From the listing below, select every line where the word "TRNH" appears.

>> begin RAW RECORDS

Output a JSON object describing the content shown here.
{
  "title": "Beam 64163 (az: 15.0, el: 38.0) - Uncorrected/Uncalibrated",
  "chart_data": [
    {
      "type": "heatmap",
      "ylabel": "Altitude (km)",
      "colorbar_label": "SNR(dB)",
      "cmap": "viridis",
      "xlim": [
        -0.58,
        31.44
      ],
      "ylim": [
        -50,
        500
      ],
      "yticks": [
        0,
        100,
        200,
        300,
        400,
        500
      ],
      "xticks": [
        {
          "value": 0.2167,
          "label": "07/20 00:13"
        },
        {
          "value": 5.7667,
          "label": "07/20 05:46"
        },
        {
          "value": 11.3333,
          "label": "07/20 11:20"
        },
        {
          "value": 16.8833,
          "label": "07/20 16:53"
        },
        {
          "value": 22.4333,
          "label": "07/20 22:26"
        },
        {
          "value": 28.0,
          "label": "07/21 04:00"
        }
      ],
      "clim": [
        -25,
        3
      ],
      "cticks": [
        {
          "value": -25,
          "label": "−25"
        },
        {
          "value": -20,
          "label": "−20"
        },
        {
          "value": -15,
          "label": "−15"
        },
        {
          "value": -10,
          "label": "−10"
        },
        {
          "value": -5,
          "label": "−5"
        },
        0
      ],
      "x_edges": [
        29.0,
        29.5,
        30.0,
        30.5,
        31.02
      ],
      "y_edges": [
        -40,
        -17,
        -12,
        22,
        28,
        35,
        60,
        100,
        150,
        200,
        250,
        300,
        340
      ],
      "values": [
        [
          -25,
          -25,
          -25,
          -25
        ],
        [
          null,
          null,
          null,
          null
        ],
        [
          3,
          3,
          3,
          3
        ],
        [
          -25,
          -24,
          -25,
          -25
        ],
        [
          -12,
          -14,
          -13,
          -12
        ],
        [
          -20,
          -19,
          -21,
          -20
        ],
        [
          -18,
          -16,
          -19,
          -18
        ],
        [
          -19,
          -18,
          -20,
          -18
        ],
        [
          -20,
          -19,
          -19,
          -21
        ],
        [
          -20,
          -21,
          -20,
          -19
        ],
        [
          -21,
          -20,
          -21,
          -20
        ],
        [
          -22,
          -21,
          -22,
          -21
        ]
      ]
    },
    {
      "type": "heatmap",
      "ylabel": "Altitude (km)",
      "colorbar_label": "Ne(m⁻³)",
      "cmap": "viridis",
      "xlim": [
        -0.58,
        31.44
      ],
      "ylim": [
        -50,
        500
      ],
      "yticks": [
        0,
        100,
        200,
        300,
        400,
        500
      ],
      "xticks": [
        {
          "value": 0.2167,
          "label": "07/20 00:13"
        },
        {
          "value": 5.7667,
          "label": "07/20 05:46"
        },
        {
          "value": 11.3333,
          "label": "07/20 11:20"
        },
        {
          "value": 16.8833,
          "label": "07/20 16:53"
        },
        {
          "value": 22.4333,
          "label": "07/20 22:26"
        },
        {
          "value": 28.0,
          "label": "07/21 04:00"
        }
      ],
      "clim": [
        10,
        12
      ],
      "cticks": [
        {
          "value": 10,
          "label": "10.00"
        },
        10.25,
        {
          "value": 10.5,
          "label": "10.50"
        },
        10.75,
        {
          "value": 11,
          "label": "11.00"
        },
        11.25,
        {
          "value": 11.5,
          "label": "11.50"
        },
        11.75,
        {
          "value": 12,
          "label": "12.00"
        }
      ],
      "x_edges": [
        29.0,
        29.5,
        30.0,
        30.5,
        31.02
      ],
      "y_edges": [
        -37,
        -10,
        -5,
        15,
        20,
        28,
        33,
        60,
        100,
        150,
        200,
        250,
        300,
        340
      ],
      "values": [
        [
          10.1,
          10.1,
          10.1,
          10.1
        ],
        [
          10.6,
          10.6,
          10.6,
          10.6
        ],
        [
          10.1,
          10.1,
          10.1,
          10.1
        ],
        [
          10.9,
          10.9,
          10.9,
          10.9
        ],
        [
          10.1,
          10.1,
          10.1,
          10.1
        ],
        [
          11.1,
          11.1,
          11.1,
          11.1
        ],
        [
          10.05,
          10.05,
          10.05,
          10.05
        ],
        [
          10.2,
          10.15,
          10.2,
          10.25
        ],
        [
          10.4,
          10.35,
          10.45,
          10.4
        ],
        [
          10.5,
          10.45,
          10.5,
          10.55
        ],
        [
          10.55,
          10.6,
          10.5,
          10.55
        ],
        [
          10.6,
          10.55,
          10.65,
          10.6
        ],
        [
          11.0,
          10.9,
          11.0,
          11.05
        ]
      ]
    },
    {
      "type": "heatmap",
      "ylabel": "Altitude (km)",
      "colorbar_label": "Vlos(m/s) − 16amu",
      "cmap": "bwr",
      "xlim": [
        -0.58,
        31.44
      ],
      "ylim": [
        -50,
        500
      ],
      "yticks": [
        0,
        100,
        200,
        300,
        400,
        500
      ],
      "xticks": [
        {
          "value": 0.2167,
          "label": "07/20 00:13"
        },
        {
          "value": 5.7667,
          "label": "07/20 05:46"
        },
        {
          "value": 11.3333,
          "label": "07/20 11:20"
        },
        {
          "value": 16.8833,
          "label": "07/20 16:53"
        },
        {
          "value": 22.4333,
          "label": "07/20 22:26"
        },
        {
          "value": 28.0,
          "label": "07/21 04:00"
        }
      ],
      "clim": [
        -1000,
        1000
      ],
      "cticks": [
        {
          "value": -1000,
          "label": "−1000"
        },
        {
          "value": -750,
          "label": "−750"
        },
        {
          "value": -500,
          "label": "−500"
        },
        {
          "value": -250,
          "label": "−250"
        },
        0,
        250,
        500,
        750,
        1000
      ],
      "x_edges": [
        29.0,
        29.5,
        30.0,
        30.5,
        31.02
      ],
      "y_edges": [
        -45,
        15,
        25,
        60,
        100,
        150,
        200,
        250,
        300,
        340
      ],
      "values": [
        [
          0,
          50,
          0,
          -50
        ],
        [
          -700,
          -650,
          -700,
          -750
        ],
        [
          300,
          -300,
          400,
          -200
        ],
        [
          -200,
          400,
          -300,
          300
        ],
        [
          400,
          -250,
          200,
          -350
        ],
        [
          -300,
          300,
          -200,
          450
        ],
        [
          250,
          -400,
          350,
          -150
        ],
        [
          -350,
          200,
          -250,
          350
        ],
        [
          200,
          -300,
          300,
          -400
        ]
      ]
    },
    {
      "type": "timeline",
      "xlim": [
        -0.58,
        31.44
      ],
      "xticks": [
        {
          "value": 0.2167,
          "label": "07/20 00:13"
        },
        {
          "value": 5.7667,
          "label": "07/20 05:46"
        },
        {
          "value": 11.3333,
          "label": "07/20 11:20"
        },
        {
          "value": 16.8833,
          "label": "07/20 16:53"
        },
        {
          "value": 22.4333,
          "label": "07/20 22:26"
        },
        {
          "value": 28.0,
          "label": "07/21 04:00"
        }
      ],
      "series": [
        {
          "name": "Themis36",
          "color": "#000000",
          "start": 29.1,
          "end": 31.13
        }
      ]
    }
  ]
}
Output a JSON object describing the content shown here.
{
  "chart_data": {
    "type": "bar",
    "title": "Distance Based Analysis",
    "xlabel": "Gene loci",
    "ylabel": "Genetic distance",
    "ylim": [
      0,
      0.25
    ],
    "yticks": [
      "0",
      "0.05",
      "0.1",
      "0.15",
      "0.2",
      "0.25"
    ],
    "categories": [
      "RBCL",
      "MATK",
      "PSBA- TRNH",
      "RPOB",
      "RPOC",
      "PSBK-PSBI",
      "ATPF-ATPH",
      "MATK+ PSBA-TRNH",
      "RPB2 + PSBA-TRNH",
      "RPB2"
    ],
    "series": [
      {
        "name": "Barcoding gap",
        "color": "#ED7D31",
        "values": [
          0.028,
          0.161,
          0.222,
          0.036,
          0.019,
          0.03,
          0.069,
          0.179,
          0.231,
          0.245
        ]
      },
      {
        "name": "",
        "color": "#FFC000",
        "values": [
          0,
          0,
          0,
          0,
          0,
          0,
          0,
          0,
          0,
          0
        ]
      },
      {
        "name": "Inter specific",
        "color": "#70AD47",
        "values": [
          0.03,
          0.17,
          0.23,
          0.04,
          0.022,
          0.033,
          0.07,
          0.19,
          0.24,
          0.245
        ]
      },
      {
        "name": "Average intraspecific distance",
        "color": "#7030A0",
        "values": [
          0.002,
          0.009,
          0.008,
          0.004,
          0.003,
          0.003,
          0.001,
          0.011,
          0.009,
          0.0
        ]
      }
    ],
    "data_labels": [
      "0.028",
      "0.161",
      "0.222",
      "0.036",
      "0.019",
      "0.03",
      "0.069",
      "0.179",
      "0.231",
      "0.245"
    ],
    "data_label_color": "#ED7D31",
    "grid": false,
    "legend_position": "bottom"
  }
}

>> end RAW RECORDS

**FINAL RESULT**
      "PSBA- TRNH",
      "MATK+ PSBA-TRNH",
      "RPB2 + PSBA-TRNH",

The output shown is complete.